Below are some records. Pull every line that contains the word "Cuáles".
======== Material provided ========
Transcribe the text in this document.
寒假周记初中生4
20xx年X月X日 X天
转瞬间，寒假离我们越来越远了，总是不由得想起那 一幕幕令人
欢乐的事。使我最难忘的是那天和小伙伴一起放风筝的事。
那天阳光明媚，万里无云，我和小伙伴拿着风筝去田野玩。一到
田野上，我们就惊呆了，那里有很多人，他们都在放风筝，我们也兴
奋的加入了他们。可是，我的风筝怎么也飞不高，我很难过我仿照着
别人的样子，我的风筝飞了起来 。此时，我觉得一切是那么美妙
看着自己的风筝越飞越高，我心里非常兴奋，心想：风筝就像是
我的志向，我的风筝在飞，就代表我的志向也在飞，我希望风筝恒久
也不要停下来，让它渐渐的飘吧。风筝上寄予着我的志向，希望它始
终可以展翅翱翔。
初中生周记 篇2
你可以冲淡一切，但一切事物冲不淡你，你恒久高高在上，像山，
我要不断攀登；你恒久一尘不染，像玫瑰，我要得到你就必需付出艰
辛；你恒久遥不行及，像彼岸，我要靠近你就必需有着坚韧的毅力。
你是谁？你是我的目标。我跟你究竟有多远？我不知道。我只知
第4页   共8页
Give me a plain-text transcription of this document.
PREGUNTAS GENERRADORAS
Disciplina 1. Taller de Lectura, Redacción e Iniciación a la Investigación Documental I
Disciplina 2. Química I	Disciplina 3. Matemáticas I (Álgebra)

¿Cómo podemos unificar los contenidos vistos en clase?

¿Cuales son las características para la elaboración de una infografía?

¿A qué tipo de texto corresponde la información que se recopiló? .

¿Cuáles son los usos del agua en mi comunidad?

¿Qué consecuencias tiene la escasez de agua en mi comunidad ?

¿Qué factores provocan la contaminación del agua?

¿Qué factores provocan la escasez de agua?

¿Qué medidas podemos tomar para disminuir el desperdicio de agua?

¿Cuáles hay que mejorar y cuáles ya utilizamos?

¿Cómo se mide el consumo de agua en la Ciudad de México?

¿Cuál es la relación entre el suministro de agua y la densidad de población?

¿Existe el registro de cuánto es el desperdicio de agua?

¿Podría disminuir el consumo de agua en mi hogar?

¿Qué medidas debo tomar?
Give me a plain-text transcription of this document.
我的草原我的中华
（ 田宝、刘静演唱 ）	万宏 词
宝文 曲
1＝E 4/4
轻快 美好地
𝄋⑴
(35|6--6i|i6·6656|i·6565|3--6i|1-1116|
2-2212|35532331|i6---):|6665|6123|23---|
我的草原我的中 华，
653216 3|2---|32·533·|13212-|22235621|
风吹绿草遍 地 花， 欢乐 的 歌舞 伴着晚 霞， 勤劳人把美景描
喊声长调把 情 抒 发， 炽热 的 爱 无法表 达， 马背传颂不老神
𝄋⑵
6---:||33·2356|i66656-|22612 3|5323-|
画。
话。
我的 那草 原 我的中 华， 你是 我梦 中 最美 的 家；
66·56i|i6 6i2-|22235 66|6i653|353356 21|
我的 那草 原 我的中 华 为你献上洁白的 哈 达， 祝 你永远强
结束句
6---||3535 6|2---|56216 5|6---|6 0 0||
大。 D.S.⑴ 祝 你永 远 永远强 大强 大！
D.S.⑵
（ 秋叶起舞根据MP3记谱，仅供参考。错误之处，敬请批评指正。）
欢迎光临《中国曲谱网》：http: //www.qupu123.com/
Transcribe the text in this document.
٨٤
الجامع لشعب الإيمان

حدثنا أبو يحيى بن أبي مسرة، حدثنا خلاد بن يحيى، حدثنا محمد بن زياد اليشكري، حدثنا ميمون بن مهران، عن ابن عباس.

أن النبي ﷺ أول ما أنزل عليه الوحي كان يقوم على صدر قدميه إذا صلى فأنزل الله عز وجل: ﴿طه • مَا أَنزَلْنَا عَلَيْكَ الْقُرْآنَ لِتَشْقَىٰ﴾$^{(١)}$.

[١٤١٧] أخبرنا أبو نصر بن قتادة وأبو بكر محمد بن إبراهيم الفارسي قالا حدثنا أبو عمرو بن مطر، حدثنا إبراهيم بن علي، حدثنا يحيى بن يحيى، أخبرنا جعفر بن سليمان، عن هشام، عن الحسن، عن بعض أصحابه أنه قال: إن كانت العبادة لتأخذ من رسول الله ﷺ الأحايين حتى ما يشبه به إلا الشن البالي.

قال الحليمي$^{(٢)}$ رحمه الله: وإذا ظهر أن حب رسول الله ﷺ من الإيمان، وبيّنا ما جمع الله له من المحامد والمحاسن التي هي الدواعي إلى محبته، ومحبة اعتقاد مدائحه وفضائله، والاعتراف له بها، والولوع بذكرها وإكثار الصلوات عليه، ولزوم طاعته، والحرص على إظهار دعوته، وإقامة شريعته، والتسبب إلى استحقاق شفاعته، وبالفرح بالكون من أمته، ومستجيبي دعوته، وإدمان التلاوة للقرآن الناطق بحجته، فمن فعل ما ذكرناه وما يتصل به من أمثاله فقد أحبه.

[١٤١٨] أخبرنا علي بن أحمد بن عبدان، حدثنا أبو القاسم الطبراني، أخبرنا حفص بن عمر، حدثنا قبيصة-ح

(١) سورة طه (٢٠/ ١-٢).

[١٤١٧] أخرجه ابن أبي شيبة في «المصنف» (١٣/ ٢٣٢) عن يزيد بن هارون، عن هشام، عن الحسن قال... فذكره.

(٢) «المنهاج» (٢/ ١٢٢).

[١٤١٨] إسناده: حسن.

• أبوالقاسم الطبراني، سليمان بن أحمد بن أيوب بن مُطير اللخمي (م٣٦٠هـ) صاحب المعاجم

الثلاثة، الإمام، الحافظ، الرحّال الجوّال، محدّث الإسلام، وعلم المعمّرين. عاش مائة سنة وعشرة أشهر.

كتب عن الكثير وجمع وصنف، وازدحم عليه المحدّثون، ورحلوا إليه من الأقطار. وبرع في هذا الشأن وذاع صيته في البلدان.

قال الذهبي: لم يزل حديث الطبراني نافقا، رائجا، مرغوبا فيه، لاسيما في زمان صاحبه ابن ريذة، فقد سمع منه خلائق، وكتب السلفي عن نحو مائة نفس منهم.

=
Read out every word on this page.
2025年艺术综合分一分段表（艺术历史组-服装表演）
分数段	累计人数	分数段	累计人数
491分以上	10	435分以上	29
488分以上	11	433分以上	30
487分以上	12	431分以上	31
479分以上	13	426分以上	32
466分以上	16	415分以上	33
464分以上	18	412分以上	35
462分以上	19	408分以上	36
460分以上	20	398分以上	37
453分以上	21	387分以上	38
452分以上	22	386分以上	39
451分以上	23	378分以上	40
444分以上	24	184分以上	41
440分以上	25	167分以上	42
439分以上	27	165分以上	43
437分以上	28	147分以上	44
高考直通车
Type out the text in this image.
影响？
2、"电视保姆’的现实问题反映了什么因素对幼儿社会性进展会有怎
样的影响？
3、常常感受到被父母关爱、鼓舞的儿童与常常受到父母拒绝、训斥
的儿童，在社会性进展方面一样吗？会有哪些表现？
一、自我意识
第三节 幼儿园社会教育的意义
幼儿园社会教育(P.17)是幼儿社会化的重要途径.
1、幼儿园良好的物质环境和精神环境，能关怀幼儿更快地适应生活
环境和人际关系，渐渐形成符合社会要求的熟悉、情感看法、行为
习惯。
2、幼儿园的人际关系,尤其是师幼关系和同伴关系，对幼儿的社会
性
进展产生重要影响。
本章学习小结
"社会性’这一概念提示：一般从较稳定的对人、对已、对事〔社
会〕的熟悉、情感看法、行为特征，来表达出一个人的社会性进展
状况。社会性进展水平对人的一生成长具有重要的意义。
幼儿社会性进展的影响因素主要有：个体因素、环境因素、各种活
========
Answer to the task:
¿Cuáles son los usos del agua en mi comunidad?
¿Cuáles hay que mejorar y cuáles ya utilizamos?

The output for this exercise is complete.